Task prompt:
Reproduce all of the material exactly as shown.

Collected data entries:
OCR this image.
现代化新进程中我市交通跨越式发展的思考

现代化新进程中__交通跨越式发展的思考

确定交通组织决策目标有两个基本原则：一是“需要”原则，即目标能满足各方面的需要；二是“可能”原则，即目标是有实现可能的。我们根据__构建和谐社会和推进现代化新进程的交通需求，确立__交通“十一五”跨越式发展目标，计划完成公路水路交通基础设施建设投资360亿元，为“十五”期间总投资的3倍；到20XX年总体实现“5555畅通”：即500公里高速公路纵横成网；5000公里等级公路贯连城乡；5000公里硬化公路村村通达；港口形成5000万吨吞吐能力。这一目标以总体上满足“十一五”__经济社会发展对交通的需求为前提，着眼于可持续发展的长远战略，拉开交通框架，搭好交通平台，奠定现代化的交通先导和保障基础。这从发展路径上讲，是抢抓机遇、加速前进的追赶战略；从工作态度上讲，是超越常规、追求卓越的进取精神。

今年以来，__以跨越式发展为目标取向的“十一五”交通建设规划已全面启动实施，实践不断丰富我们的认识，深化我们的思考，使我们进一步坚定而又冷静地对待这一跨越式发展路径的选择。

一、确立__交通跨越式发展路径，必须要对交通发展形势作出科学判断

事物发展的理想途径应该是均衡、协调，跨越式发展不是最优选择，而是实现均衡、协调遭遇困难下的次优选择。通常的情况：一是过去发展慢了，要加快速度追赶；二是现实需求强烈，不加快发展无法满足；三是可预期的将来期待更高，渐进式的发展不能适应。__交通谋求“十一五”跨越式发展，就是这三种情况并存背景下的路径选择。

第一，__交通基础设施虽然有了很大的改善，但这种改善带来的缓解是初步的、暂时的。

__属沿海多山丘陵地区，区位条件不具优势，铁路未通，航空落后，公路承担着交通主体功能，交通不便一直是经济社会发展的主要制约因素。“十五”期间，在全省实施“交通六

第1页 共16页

Task response:
OCR this image.
现代化新进程中我市交通跨越式发展的思考

现代化新进程中__交通跨越式发展的思考

确定交通组织决策目标有两个基本原则：一是“需要”原则，即目标能满足各方面的需要；二是“可能”原则，即目标是有实现可能的。我们根据__构建和谐社会和推进现代化新进程的交通需求，确立__交通“十一五”跨越式发展目标，计划完成公路水路交通基础设施建设投资360亿元，为“十五”期间总投资的3倍；到20XX年总体实现“5555畅通”：即500公里高速公路纵横成网；5000公里等级公路贯连城乡；5000公里硬化公路村村通达；港口形成5000万吨吞吐能力。这一目标以总体上满足“十一五”__经济社会发展对交通的需求为前提，着眼于可持续发展的长远战略，拉开交通框架，搭好交通平台，奠定现代化的交通先导和保障基础。这从发展路径上讲，是抢抓机遇、加速前进的追赶战略；从工作态度上讲，是超越常规、追求卓越的进取精神。

今年以来，__以跨越式发展为目标取向的“十一五”交通建设规划已全面启动实施，实践不断丰富我们的认识，深化我们的思考，使我们进一步坚定而又冷静地对待这一跨越式发展路径的选择。

一、确立__交通跨越式发展路径，必须要对交通发展形势作出科学判断

事物发展的理想途径应该是均衡、协调，跨越式发展不是最优选择，而是实现均衡、协调遭遇困难下的次优选择。通常的情况：一是过去发展慢了，要加快速度追赶；二是现实需求强烈，不加快发展无法满足；三是可预期的将来期待更高，渐进式的发展不能适应。__交通谋求“十一五”跨越式发展，就是这三种情况并存背景下的路径选择。

第一，__交通基础设施虽然有了很大的改善，但这种改善带来的缓解是初步的、暂时的。

__属沿海多山丘陵地区，区位条件不具优势，铁路未通，航空落后，公路承担着交通主体功能，交通不便一直是经济社会发展的主要制约因素。“十五”期间，在全省实施“交通六

第1页 共16页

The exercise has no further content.